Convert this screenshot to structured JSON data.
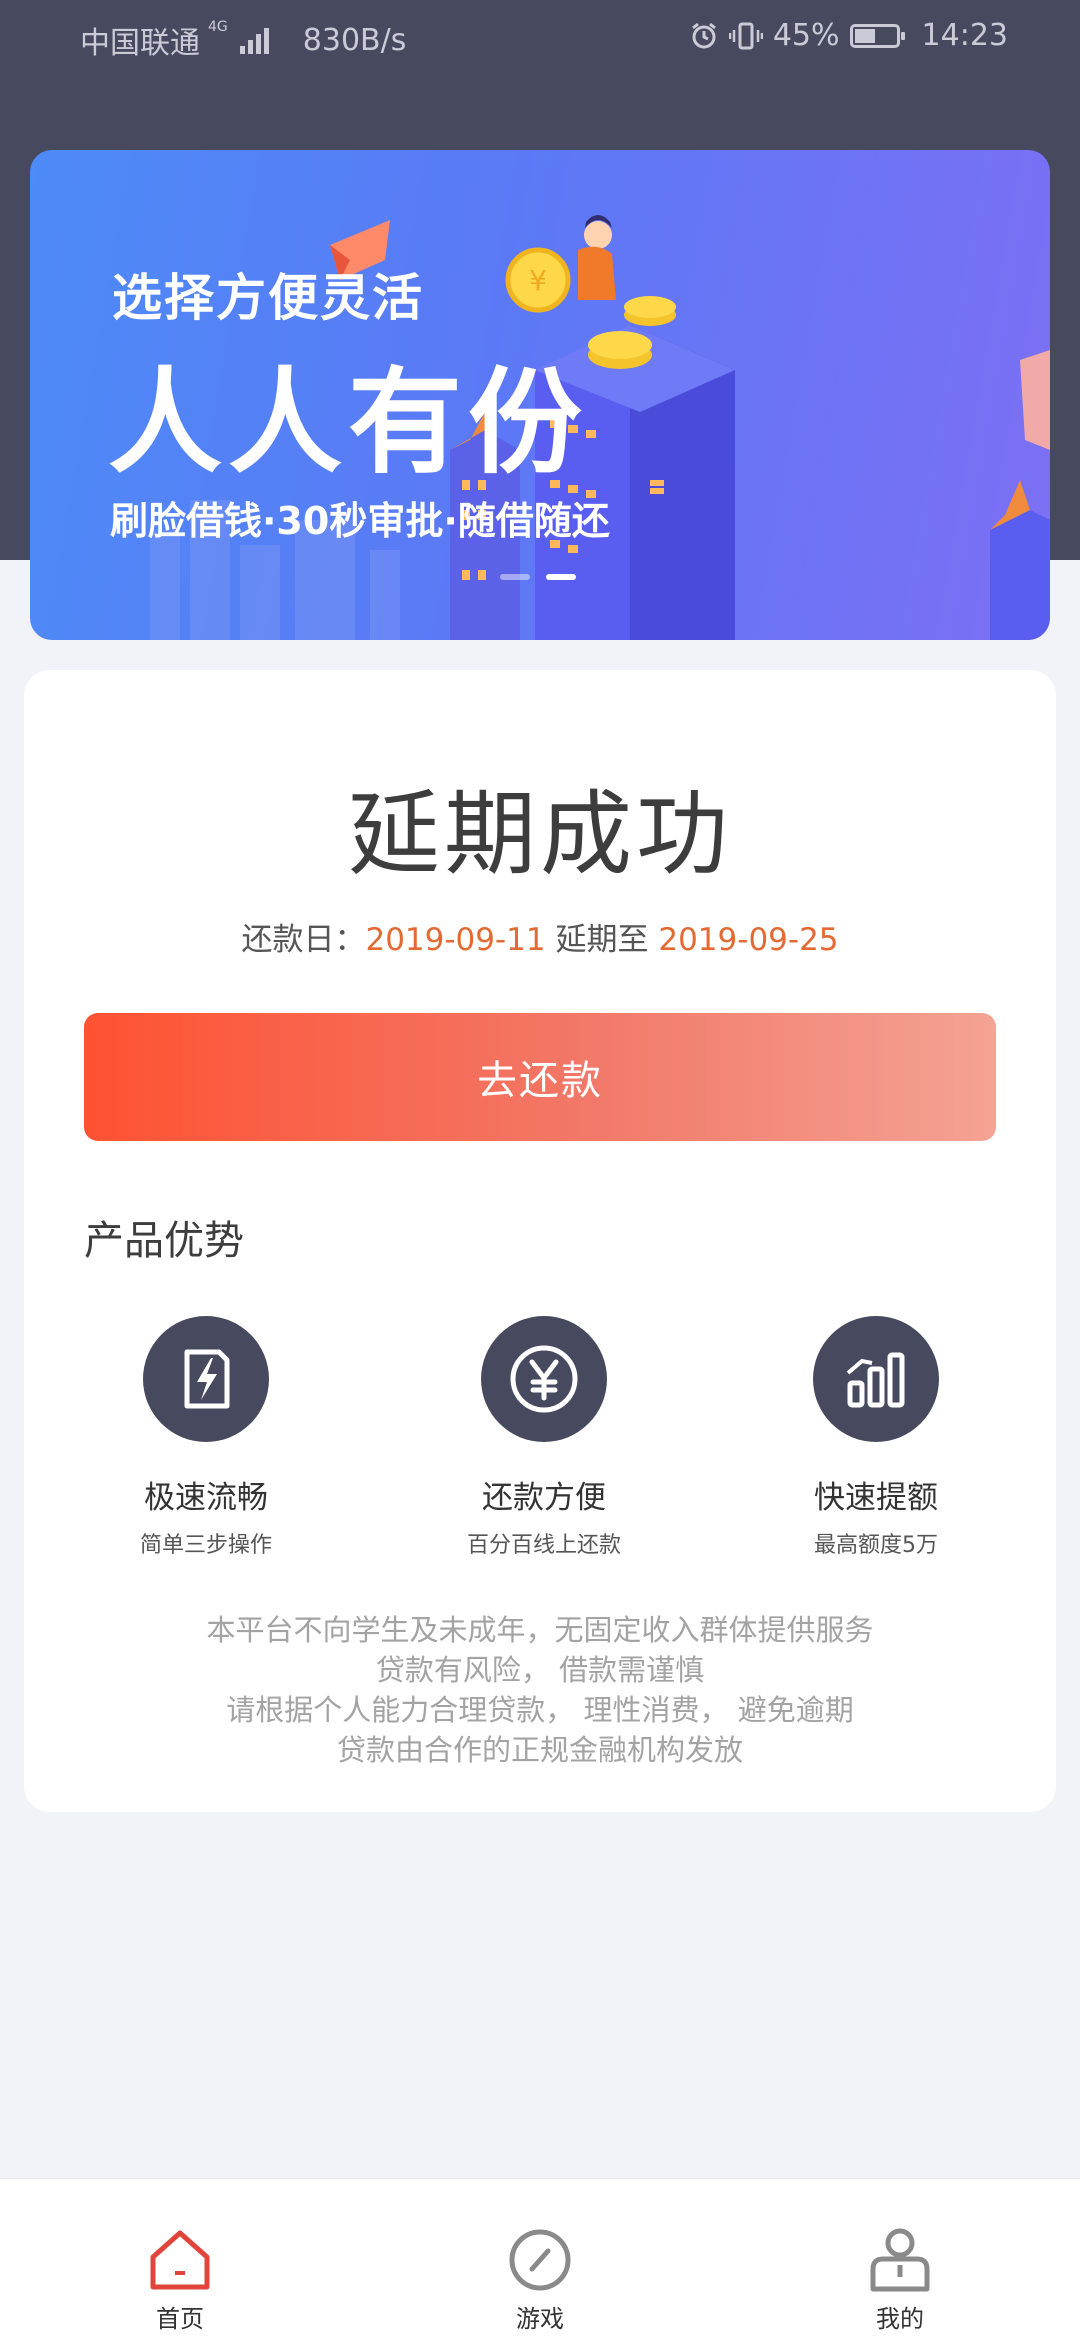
{
  "status_bar": {
    "carrier": "中国联通",
    "network": "4G",
    "speed": "830B/s",
    "battery": "45%",
    "time": "14:23"
  },
  "banner": {
    "subtitle": "选择方便灵活",
    "title": "人人有份",
    "tagline": "刷脸借钱·30秒审批·随借随还",
    "slide_count": 2,
    "active_slide": 2
  },
  "result": {
    "title": "延期成功",
    "due_label": "还款日：",
    "due_date": "2019-09-11",
    "extend_label": "延期至",
    "extend_date": "2019-09-25"
  },
  "repay_button": {
    "label": "去还款"
  },
  "advantages": {
    "title": "产品优势",
    "items": [
      {
        "name": "极速流畅",
        "desc": "简单三步操作",
        "icon": "lightning-doc-icon"
      },
      {
        "name": "还款方便",
        "desc": "百分百线上还款",
        "icon": "yen-coin-icon"
      },
      {
        "name": "快速提额",
        "desc": "最高额度5万",
        "icon": "bar-chart-icon"
      }
    ]
  },
  "notice": {
    "lines": [
      "本平台不向学生及未成年，无固定收入群体提供服务",
      "贷款有风险， 借款需谨慎",
      "请根据个人能力合理贷款， 理性消费， 避免逾期",
      "贷款由合作的正规金融机构发放"
    ]
  },
  "tabbar": {
    "items": [
      {
        "label": "首页",
        "icon": "home-icon",
        "active": true
      },
      {
        "label": "游戏",
        "icon": "compass-icon",
        "active": false
      },
      {
        "label": "我的",
        "icon": "user-icon",
        "active": false
      }
    ]
  },
  "colors": {
    "dark": "#474a5f",
    "accent": "#e46a34",
    "button_start": "#ff5232",
    "button_end": "#f4a394",
    "tab_active": "#e0443a"
  }
}
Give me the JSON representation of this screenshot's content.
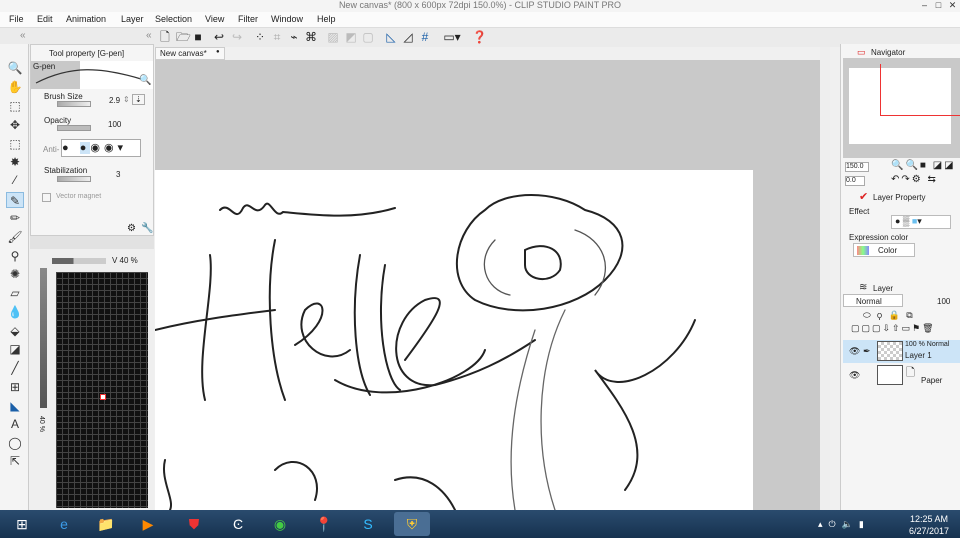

☆ ☆ ☆ ☆ ☆ ☆ ☆

WRITTEN REQUEST -
Looking at the entries above, how many lines contain the word "icon"? Answer with the number alone.

COMPLETED TASK -
6